Exercise input>
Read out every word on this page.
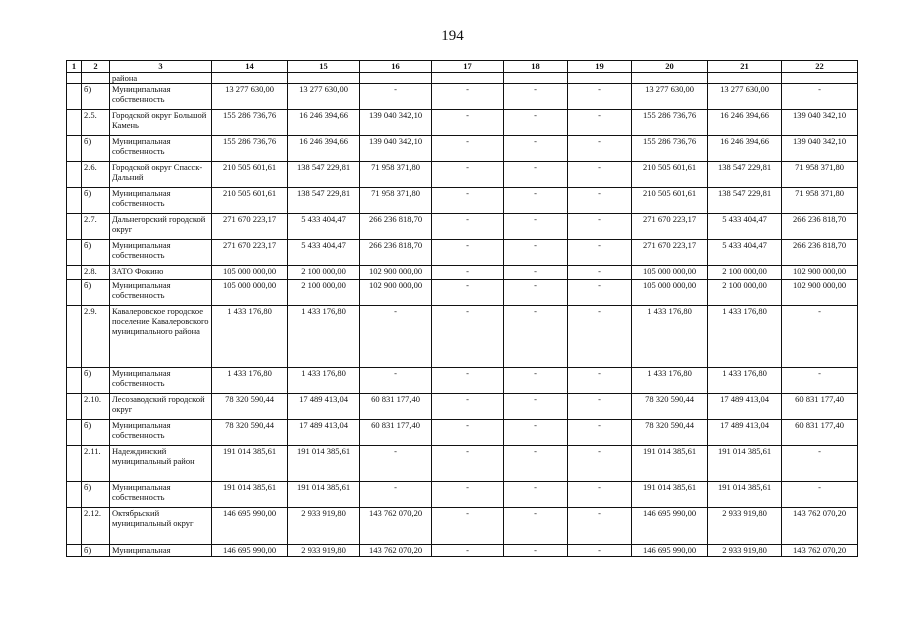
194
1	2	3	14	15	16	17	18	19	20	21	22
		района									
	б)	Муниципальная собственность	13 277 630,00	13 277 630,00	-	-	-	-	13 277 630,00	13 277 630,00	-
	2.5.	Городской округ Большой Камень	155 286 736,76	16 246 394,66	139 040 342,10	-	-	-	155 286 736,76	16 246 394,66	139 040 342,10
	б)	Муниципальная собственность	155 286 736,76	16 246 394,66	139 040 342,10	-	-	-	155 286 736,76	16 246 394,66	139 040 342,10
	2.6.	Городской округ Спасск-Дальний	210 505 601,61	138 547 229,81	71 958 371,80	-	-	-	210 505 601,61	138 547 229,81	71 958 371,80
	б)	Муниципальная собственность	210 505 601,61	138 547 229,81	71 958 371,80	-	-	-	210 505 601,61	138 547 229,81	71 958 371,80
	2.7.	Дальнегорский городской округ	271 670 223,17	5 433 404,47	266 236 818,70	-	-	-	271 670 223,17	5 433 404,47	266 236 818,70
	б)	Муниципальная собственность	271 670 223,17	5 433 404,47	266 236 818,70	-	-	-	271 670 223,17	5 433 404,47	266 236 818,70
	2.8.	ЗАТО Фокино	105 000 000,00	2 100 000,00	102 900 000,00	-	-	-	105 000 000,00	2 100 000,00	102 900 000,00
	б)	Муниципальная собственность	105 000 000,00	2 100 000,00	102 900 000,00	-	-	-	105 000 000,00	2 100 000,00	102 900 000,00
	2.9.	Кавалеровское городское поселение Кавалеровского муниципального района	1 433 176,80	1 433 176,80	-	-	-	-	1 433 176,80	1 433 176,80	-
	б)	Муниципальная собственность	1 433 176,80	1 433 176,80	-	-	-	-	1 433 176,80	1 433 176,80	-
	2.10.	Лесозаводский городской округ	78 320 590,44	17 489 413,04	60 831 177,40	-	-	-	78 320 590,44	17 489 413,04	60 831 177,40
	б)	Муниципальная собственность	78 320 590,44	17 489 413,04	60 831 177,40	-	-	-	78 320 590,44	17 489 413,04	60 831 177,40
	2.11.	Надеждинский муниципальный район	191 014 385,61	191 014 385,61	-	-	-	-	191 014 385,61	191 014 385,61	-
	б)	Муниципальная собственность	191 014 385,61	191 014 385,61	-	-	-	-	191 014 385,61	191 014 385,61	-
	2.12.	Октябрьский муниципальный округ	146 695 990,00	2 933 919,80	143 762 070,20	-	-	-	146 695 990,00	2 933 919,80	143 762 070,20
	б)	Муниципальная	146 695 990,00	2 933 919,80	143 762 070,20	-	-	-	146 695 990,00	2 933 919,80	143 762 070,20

---

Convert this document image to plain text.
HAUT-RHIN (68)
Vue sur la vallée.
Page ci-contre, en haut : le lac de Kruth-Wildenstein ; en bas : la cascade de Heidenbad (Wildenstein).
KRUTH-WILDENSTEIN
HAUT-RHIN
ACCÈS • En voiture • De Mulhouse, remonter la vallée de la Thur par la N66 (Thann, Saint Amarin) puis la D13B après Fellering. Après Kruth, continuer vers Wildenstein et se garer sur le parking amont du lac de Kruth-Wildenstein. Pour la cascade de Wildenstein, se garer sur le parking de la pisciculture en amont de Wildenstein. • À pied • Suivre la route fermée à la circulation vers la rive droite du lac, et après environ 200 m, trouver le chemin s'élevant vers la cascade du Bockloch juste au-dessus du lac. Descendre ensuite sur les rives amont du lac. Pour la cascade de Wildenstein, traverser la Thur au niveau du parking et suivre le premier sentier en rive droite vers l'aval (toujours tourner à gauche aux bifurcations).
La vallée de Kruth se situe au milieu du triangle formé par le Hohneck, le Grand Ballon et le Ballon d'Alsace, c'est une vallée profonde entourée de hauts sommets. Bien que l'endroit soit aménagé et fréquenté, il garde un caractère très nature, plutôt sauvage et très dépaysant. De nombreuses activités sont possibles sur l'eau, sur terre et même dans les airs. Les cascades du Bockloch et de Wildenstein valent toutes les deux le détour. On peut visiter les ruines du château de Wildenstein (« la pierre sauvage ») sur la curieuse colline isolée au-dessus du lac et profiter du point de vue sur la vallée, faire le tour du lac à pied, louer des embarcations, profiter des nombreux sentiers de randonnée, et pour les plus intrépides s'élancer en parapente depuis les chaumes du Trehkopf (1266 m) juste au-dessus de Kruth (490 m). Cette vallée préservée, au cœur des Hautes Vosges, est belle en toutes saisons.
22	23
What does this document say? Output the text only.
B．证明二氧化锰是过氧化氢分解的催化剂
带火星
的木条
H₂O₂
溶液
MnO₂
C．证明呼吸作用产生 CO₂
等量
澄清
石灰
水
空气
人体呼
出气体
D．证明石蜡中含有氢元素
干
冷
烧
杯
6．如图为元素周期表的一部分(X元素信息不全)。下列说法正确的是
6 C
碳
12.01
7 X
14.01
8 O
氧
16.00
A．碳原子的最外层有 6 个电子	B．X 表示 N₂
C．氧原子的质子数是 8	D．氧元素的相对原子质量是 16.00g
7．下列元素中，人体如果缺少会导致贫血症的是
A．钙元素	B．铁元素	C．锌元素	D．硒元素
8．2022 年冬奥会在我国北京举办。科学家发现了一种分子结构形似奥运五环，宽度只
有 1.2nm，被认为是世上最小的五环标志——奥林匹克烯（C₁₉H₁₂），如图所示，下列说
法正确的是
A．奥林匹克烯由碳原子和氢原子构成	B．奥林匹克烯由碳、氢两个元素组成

...

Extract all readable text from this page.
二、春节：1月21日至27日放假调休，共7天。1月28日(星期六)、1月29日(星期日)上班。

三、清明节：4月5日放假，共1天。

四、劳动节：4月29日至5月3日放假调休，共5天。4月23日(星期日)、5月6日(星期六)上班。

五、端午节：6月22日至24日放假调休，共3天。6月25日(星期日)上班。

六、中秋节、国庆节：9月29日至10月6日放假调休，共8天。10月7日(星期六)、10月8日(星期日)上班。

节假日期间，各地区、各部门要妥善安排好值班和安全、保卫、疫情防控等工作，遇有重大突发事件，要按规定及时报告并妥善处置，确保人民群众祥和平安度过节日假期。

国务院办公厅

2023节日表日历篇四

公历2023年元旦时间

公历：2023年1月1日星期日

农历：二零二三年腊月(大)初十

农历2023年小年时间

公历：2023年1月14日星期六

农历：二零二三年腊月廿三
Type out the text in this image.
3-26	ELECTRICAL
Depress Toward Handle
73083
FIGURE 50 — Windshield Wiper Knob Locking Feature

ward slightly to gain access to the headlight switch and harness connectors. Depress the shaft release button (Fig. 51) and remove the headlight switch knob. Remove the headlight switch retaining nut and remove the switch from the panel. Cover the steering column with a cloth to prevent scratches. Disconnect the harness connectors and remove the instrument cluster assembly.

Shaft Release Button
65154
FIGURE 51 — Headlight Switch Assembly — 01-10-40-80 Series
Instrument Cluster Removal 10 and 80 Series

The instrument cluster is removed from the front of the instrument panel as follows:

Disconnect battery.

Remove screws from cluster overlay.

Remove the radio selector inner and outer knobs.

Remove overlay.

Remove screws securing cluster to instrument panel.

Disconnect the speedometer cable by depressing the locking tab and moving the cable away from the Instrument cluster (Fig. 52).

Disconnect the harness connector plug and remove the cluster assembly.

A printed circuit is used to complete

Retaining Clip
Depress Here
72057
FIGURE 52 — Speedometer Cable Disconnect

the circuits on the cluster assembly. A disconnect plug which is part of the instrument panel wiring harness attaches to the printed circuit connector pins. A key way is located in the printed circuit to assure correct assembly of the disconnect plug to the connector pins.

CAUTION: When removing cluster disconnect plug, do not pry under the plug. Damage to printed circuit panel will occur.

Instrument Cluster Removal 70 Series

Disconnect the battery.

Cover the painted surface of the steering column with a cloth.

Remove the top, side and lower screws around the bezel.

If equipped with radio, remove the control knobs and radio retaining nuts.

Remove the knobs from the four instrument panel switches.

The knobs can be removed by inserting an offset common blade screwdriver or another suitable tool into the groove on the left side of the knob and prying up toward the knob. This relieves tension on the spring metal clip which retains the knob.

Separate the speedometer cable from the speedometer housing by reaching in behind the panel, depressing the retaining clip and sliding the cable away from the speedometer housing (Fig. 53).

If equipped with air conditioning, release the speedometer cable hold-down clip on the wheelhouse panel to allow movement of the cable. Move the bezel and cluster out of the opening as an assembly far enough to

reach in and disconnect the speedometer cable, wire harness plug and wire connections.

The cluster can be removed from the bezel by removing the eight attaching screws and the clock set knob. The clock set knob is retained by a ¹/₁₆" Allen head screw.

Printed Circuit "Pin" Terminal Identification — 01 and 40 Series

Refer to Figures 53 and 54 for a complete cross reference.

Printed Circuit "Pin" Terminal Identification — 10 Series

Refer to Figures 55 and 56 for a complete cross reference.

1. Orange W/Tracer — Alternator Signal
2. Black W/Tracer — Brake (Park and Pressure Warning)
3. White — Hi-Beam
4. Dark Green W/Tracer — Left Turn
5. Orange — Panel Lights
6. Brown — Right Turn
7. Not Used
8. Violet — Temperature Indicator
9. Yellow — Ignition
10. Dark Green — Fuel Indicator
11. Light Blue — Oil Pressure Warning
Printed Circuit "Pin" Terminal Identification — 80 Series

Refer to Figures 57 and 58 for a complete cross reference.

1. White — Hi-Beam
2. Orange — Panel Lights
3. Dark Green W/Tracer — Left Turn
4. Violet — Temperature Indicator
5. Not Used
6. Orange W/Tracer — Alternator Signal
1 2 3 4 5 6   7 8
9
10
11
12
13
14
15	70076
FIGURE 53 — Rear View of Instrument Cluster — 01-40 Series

Description of the task>
For this exercise, gather every line of the data that contains the word "document".

Written solution>
Convert this document image to plain text.
What does this document say? Output the text only.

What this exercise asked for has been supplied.